[Records excerpted from a collection]
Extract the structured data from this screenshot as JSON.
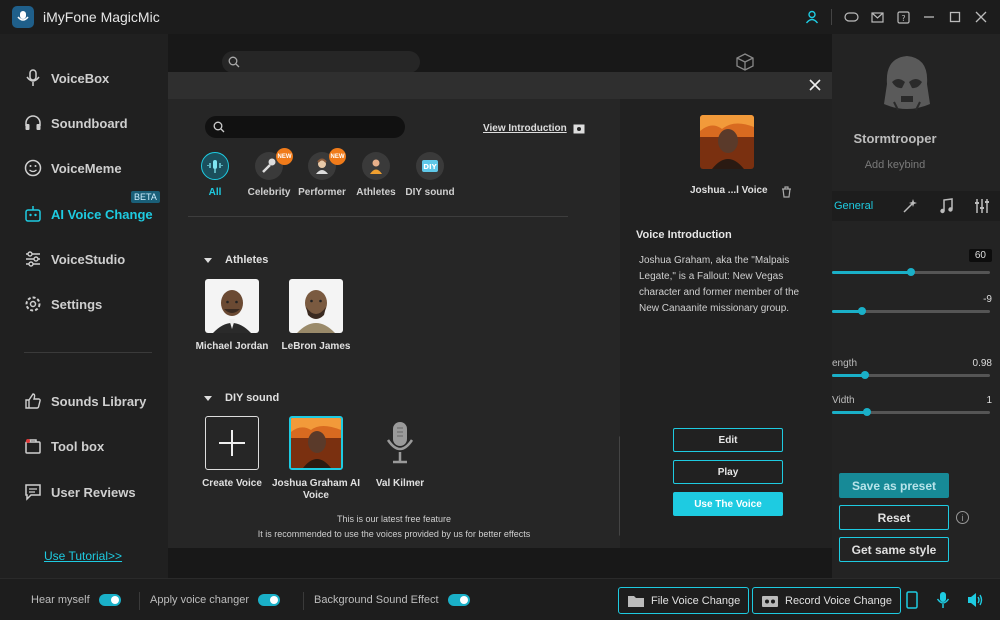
{
  "app": {
    "title": "iMyFone MagicMic"
  },
  "sidebar": {
    "items": [
      {
        "label": "VoiceBox",
        "icon": "microphone-icon"
      },
      {
        "label": "Soundboard",
        "icon": "headphones-icon"
      },
      {
        "label": "VoiceMeme",
        "icon": "smiley-icon"
      },
      {
        "label": "AI Voice Change",
        "icon": "robot-icon",
        "badge": "BETA"
      },
      {
        "label": "VoiceStudio",
        "icon": "sliders-icon"
      },
      {
        "label": "Settings",
        "icon": "gear-icon"
      },
      {
        "label": "Sounds Library",
        "icon": "thumbs-up-icon"
      },
      {
        "label": "Tool box",
        "icon": "toolbox-icon"
      },
      {
        "label": "User Reviews",
        "icon": "chat-icon"
      }
    ],
    "tutorial": "Use Tutorial>>"
  },
  "modal": {
    "view_intro": "View Introduction",
    "categories": [
      {
        "label": "All",
        "icon": "microphone-wave-icon"
      },
      {
        "label": "Celebrity",
        "icon": "celebrity-mic-icon",
        "badge": "NEW"
      },
      {
        "label": "Performer",
        "icon": "performer-icon",
        "badge": "NEW"
      },
      {
        "label": "Athletes",
        "icon": "athlete-icon"
      },
      {
        "label": "DIY sound",
        "icon": "diy-icon",
        "badge": "DIY"
      }
    ],
    "sections": {
      "athletes": {
        "title": "Athletes",
        "voices": [
          {
            "label": "Michael Jordan"
          },
          {
            "label": "LeBron James"
          }
        ]
      },
      "diy": {
        "title": "DIY sound",
        "voices": [
          {
            "label": "Create Voice"
          },
          {
            "label": "Joshua Graham AI Voice"
          },
          {
            "label": "Val Kilmer"
          }
        ]
      }
    },
    "footnote": [
      "This is our latest free feature",
      "It is recommended to use the voices provided by us for better effects"
    ],
    "detail": {
      "name": "Joshua ...l Voice",
      "intro_title": "Voice Introduction",
      "intro_text": "Joshua Graham, aka the \"Malpais Legate,\" is a Fallout: New Vegas character and former member of the New Canaanite missionary group.",
      "buttons": {
        "edit": "Edit",
        "play": "Play",
        "use": "Use The Voice"
      }
    }
  },
  "right_panel": {
    "name": "Stormtrooper",
    "keybind": "Add keybind",
    "tab_general": "General",
    "sliders": [
      {
        "label": "",
        "value": "60",
        "level": 0.5
      },
      {
        "label": "",
        "value": "-9",
        "level": 0.19
      },
      {
        "label": "ength",
        "value": "0.98",
        "level": 0.21
      },
      {
        "label": "Vidth",
        "value": "1",
        "level": 0.22
      }
    ],
    "buttons": {
      "save": "Save as preset",
      "reset": "Reset",
      "same_style": "Get same style"
    }
  },
  "bottom": {
    "hear_myself": "Hear myself",
    "apply_changer": "Apply voice changer",
    "bg_effect": "Background Sound Effect",
    "file_change": "File Voice Change",
    "record_change": "Record Voice Change"
  },
  "colors": {
    "accent": "#1ecbe1",
    "badge_new": "#f07b1a"
  }
}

[The problem]
Gather each line from the listing above that holds "Introduction".

[Full solution]
    "view_intro": "View Introduction",
      "intro_title": "Voice Introduction",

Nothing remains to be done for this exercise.